> **What the task requires**: In the entries that follow, find the word "name" and report each line it is on.

(Dataset records)
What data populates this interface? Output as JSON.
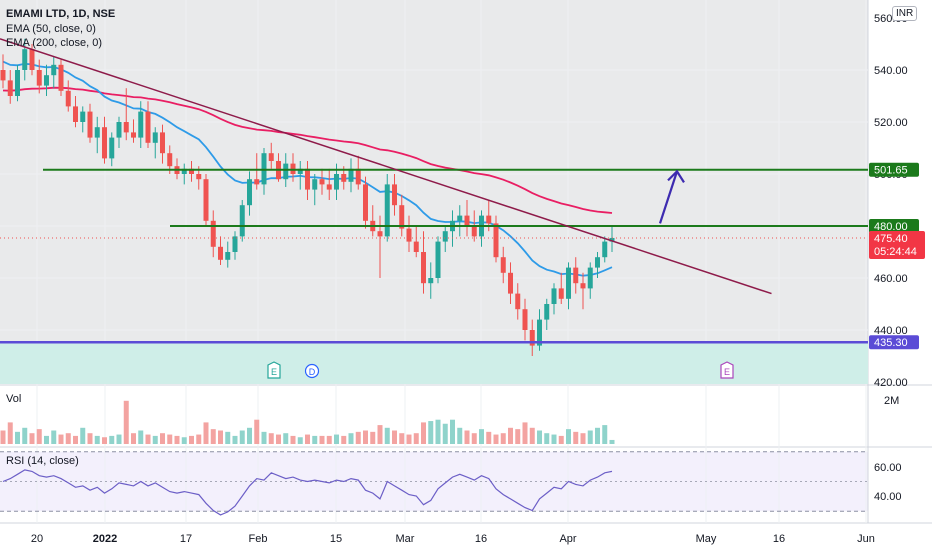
{
  "header": {
    "title": "EMAMI LTD, 1D, NSE",
    "ema50_label": "EMA (50, close, 0)",
    "ema200_label": "EMA (200, close, 0)",
    "currency": "INR"
  },
  "colors": {
    "up": "#26a69a",
    "down": "#ef5350",
    "ema50": "#2e9be8",
    "ema200": "#e91e63",
    "trendline": "#8e1b4a",
    "level": "#1b7a1b",
    "support": "#5b4bd6",
    "zone": "#cfeee8",
    "arrow": "#3d2bb0",
    "rsi": "#6c5fc7",
    "grid": "#eef0f3",
    "plot_bg": "#e9eaeb"
  },
  "chart_data": {
    "type": "candlestick",
    "price_axis": {
      "ticks": [
        "540.00",
        "520.00",
        "500.00",
        "480.00",
        "460.00",
        "440.00",
        "420.00"
      ],
      "cut_top_tick": "560.00"
    },
    "time_axis": {
      "labels": [
        "20",
        "2022",
        "17",
        "Feb",
        "15",
        "Mar",
        "16",
        "Apr",
        "May",
        "16",
        "Jun"
      ]
    },
    "price_labels": [
      {
        "value": "501.65",
        "kind": "level"
      },
      {
        "value": "480.00",
        "kind": "level"
      },
      {
        "value": "475.40",
        "kind": "last"
      },
      {
        "value": "05:24:44",
        "kind": "countdown"
      },
      {
        "value": "435.30",
        "kind": "support"
      }
    ],
    "events": [
      {
        "label": "E",
        "kind": "earnings"
      },
      {
        "label": "D",
        "kind": "dividend"
      },
      {
        "label": "E",
        "kind": "earnings-upcoming"
      }
    ],
    "ohlc": [
      [
        540,
        546,
        533,
        536
      ],
      [
        536,
        540,
        527,
        530
      ],
      [
        530,
        542,
        528,
        540
      ],
      [
        540,
        552,
        536,
        548
      ],
      [
        548,
        550,
        538,
        540
      ],
      [
        540,
        544,
        531,
        534
      ],
      [
        534,
        542,
        530,
        538
      ],
      [
        538,
        545,
        533,
        542
      ],
      [
        542,
        544,
        530,
        532
      ],
      [
        532,
        536,
        524,
        526
      ],
      [
        526,
        530,
        518,
        520
      ],
      [
        520,
        526,
        516,
        524
      ],
      [
        524,
        527,
        512,
        514
      ],
      [
        514,
        522,
        508,
        518
      ],
      [
        518,
        522,
        504,
        506
      ],
      [
        506,
        516,
        503,
        514
      ],
      [
        514,
        522,
        510,
        520
      ],
      [
        520,
        533,
        513,
        516
      ],
      [
        516,
        521,
        512,
        514
      ],
      [
        514,
        528,
        510,
        524
      ],
      [
        524,
        528,
        510,
        512
      ],
      [
        512,
        518,
        506,
        516
      ],
      [
        516,
        519,
        504,
        508
      ],
      [
        508,
        511,
        500,
        503
      ],
      [
        503,
        506,
        498,
        500
      ],
      [
        500,
        504,
        496,
        502
      ],
      [
        502,
        505,
        497,
        500
      ],
      [
        500,
        503,
        494,
        498
      ],
      [
        498,
        500,
        480,
        482
      ],
      [
        482,
        486,
        468,
        472
      ],
      [
        472,
        476,
        465,
        467
      ],
      [
        467,
        474,
        464,
        470
      ],
      [
        470,
        478,
        467,
        476
      ],
      [
        476,
        490,
        474,
        488
      ],
      [
        488,
        501,
        484,
        498
      ],
      [
        498,
        508,
        494,
        496
      ],
      [
        496,
        510,
        492,
        508
      ],
      [
        508,
        512,
        502,
        505
      ],
      [
        505,
        508,
        497,
        498
      ],
      [
        498,
        508,
        495,
        504
      ],
      [
        504,
        508,
        497,
        500
      ],
      [
        500,
        505,
        494,
        502
      ],
      [
        502,
        505,
        490,
        494
      ],
      [
        494,
        500,
        488,
        498
      ],
      [
        498,
        502,
        492,
        496
      ],
      [
        496,
        502,
        490,
        494
      ],
      [
        494,
        504,
        490,
        500
      ],
      [
        500,
        503,
        494,
        497
      ],
      [
        497,
        506,
        493,
        502
      ],
      [
        502,
        507,
        494,
        496
      ],
      [
        496,
        499,
        479,
        482
      ],
      [
        482,
        488,
        476,
        478
      ],
      [
        478,
        484,
        460,
        476
      ],
      [
        476,
        500,
        474,
        496
      ],
      [
        496,
        500,
        484,
        488
      ],
      [
        488,
        492,
        476,
        479
      ],
      [
        479,
        484,
        470,
        474
      ],
      [
        474,
        480,
        468,
        470
      ],
      [
        470,
        478,
        454,
        458
      ],
      [
        458,
        466,
        452,
        460
      ],
      [
        460,
        476,
        458,
        474
      ],
      [
        474,
        480,
        470,
        478
      ],
      [
        478,
        486,
        472,
        482
      ],
      [
        482,
        488,
        476,
        484
      ],
      [
        484,
        490,
        476,
        480
      ],
      [
        480,
        486,
        474,
        476
      ],
      [
        476,
        486,
        472,
        484
      ],
      [
        484,
        490,
        478,
        481
      ],
      [
        481,
        484,
        466,
        468
      ],
      [
        468,
        472,
        458,
        462
      ],
      [
        462,
        466,
        450,
        454
      ],
      [
        454,
        458,
        444,
        448
      ],
      [
        448,
        452,
        436,
        440
      ],
      [
        440,
        444,
        430,
        434
      ],
      [
        434,
        448,
        432,
        444
      ],
      [
        444,
        452,
        440,
        450
      ],
      [
        450,
        458,
        446,
        456
      ],
      [
        456,
        462,
        450,
        452
      ],
      [
        452,
        466,
        448,
        464
      ],
      [
        464,
        468,
        454,
        458
      ],
      [
        458,
        462,
        448,
        456
      ],
      [
        456,
        466,
        452,
        464
      ],
      [
        464,
        470,
        460,
        468
      ],
      [
        468,
        476,
        466,
        474
      ],
      [
        474,
        480,
        470,
        475.4
      ]
    ],
    "overlays": {
      "ema50": {
        "name": "EMA (50, close, 0)"
      },
      "ema200": {
        "name": "EMA (200, close, 0)"
      }
    },
    "horizontal_levels": [
      501.65,
      480.0,
      435.3
    ],
    "volume": {
      "label": "Vol",
      "axis_tick": "2M",
      "values": [
        0.5,
        0.8,
        0.45,
        0.6,
        0.4,
        0.55,
        0.3,
        0.5,
        0.35,
        0.4,
        0.3,
        0.6,
        0.4,
        0.3,
        0.25,
        0.3,
        0.35,
        1.6,
        0.4,
        0.5,
        0.35,
        0.3,
        0.4,
        0.35,
        0.3,
        0.25,
        0.3,
        0.35,
        0.8,
        0.55,
        0.5,
        0.45,
        0.3,
        0.5,
        0.6,
        0.9,
        0.45,
        0.4,
        0.35,
        0.4,
        0.3,
        0.25,
        0.35,
        0.3,
        0.3,
        0.3,
        0.35,
        0.3,
        0.4,
        0.45,
        0.5,
        0.45,
        0.7,
        0.6,
        0.5,
        0.4,
        0.35,
        0.4,
        0.8,
        0.85,
        0.9,
        0.75,
        0.9,
        0.6,
        0.5,
        0.4,
        0.55,
        0.45,
        0.35,
        0.4,
        0.6,
        0.55,
        0.8,
        0.6,
        0.5,
        0.4,
        0.35,
        0.3,
        0.55,
        0.45,
        0.4,
        0.5,
        0.6,
        0.7,
        0.15
      ]
    },
    "rsi": {
      "label": "RSI (14, close)",
      "ticks": [
        "60.00",
        "40.00"
      ],
      "values": [
        50,
        52,
        55,
        58,
        57,
        54,
        53,
        54,
        52,
        49,
        46,
        47,
        44,
        46,
        42,
        45,
        49,
        48,
        47,
        50,
        47,
        49,
        46,
        43,
        42,
        43,
        42,
        41,
        35,
        30,
        27,
        29,
        33,
        40,
        47,
        52,
        51,
        56,
        54,
        52,
        53,
        51,
        50,
        51,
        50,
        49,
        51,
        50,
        52,
        51,
        44,
        42,
        38,
        50,
        47,
        44,
        41,
        40,
        34,
        37,
        45,
        49,
        53,
        55,
        53,
        51,
        54,
        52,
        45,
        41,
        38,
        35,
        32,
        30,
        38,
        42,
        46,
        45,
        50,
        48,
        47,
        51,
        53,
        56,
        57
      ]
    }
  }
}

> **Response to the task**:
        "name": "EMA (50, close, 0)"
        "name": "EMA (200, close, 0)"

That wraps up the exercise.